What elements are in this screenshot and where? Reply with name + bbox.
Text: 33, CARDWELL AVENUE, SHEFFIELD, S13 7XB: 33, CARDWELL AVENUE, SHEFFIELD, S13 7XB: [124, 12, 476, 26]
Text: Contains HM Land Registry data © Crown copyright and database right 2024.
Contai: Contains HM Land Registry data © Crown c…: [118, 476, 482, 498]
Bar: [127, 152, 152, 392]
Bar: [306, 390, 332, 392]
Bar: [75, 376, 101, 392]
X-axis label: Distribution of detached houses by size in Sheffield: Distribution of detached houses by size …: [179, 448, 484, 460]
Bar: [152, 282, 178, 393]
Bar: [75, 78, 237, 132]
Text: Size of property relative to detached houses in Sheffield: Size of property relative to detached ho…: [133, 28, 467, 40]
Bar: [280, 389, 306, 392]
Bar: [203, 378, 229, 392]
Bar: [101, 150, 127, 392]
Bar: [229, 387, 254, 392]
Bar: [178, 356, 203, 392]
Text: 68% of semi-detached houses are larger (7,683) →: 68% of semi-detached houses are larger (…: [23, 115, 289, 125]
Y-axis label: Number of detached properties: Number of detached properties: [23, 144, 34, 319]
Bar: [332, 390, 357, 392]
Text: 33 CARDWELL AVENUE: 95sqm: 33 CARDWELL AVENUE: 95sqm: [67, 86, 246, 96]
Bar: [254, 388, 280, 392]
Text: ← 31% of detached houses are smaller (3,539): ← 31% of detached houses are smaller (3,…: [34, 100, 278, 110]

┄┄┄┄┄┄┄┄┄┄┄┄┄┄┄┄┄┄┄┄

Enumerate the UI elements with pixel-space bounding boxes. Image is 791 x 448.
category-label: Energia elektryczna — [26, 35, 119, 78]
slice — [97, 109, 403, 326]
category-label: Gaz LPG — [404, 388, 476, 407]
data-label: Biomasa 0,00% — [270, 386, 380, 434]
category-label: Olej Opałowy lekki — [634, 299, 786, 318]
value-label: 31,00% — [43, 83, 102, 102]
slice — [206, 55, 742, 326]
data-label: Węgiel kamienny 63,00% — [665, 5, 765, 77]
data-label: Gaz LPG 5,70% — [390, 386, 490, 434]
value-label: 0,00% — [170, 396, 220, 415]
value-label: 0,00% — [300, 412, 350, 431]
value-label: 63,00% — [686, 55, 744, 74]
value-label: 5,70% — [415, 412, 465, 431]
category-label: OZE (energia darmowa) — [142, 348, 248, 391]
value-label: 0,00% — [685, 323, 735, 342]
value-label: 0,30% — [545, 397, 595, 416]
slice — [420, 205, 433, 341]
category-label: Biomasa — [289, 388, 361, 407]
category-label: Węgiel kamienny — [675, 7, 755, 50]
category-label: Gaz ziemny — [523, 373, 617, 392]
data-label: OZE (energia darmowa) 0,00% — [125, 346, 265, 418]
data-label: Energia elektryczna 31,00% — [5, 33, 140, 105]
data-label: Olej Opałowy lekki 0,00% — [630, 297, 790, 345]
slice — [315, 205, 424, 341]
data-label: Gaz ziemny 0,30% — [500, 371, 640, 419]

┄┄┄┄┄┄┄┄┄┄┄┄┄┄┄┄┄┄┄┄

**Request**. Render everything in the records from the line containing "Enumerate the UI" down to the line containing "value-label: 0,30% — [545, 397, 595, 416]", inclusive, as a JSON list of strings with one string per line and blank lines omitted.

**Response**.
[
  "Enumerate the UI elements with pixel-space bounding boxes. Image is 791 x 448.",
  "category-label: Energia elektryczna — [26, 35, 119, 78]",
  "slice — [97, 109, 403, 326]",
  "category-label: Gaz LPG — [404, 388, 476, 407]",
  "data-label: Biomasa 0,00% — [270, 386, 380, 434]",
  "category-label: Olej Opałowy lekki — [634, 299, 786, 318]",
  "value-label: 31,00% — [43, 83, 102, 102]",
  "slice — [206, 55, 742, 326]",
  "data-label: Węgiel kamienny 63,00% — [665, 5, 765, 77]",
  "data-label: Gaz LPG 5,70% — [390, 386, 490, 434]",
  "value-label: 0,00% — [170, 396, 220, 415]",
  "value-label: 0,00% — [300, 412, 350, 431]",
  "value-label: 63,00% — [686, 55, 744, 74]",
  "value-label: 5,70% — [415, 412, 465, 431]",
  "category-label: OZE (energia darmowa) — [142, 348, 248, 391]",
  "value-label: 0,00% — [685, 323, 735, 342]",
  "value-label: 0,30% — [545, 397, 595, 416]"
]